Return all lines where the word "members" can be found.
____ DATASET
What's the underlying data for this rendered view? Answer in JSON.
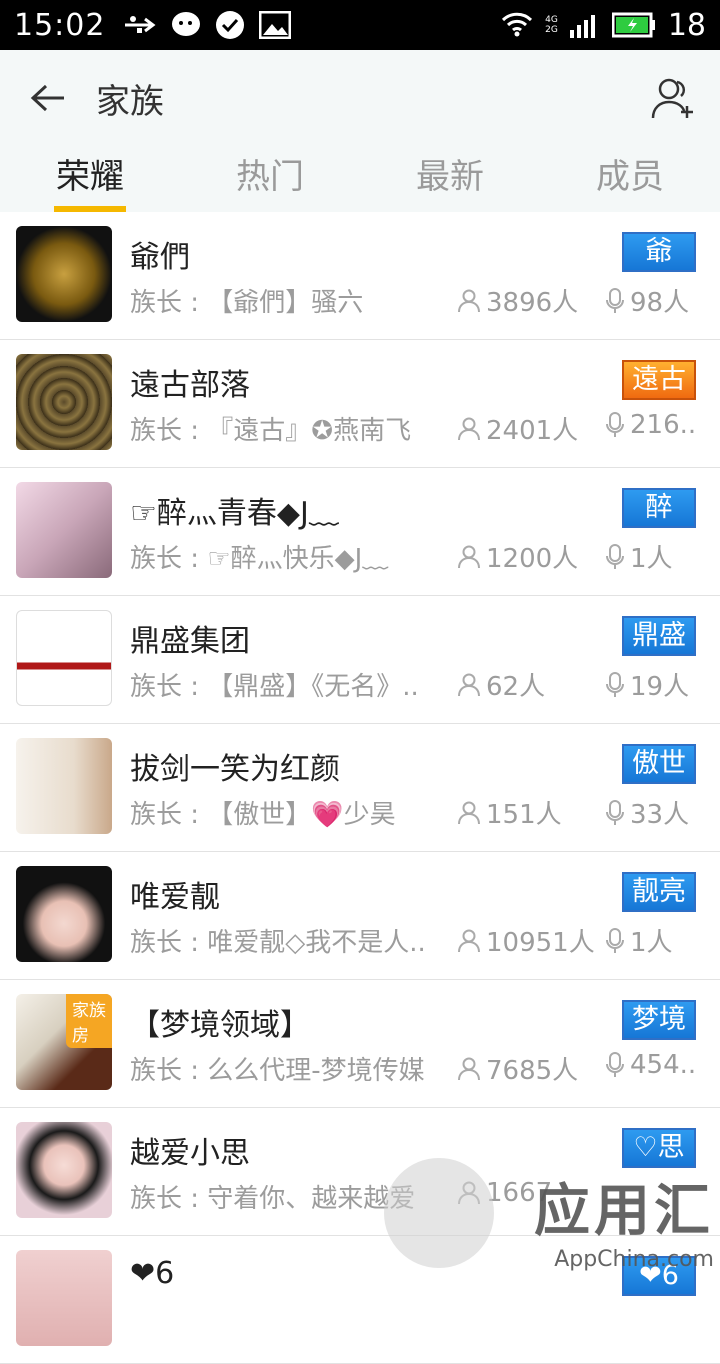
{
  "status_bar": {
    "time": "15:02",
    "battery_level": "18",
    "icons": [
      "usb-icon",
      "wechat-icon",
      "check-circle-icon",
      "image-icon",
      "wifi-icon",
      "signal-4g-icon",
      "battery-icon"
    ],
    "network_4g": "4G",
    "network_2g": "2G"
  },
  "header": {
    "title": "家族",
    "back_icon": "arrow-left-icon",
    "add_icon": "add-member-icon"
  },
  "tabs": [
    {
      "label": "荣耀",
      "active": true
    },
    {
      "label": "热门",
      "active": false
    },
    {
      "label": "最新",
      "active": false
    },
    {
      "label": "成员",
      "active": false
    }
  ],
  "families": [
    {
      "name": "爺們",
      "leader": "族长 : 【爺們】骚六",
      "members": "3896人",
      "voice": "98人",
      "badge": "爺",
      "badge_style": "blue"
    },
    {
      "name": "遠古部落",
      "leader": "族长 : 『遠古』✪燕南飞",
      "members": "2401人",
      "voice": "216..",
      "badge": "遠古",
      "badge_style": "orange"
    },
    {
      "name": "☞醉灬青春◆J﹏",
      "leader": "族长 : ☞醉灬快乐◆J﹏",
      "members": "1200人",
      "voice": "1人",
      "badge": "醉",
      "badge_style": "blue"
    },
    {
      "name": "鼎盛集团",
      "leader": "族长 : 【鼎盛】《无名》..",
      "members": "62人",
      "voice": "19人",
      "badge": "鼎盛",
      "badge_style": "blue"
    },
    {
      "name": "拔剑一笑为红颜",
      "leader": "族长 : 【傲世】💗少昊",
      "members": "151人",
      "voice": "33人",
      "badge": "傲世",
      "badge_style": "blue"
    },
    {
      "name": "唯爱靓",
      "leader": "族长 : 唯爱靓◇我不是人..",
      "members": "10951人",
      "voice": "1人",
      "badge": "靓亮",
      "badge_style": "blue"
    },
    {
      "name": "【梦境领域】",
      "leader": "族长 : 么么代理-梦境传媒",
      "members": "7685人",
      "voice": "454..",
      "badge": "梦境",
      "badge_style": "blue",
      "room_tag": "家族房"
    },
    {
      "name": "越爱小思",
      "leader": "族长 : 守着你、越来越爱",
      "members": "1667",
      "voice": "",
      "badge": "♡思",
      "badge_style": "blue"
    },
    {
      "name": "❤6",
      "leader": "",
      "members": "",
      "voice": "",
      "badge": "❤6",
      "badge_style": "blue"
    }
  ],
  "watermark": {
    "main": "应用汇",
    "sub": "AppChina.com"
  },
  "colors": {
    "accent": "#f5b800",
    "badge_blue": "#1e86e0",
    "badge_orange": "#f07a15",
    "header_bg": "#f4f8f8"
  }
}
________
* REPLY TO THE EXERCISE:
      "members": "3896人",
      "members": "2401人",
      "members": "1200人",
      "members": "62人",
      "members": "151人",
      "members": "10951人",
      "members": "7685人",
      "members": "1667",
      "members": "",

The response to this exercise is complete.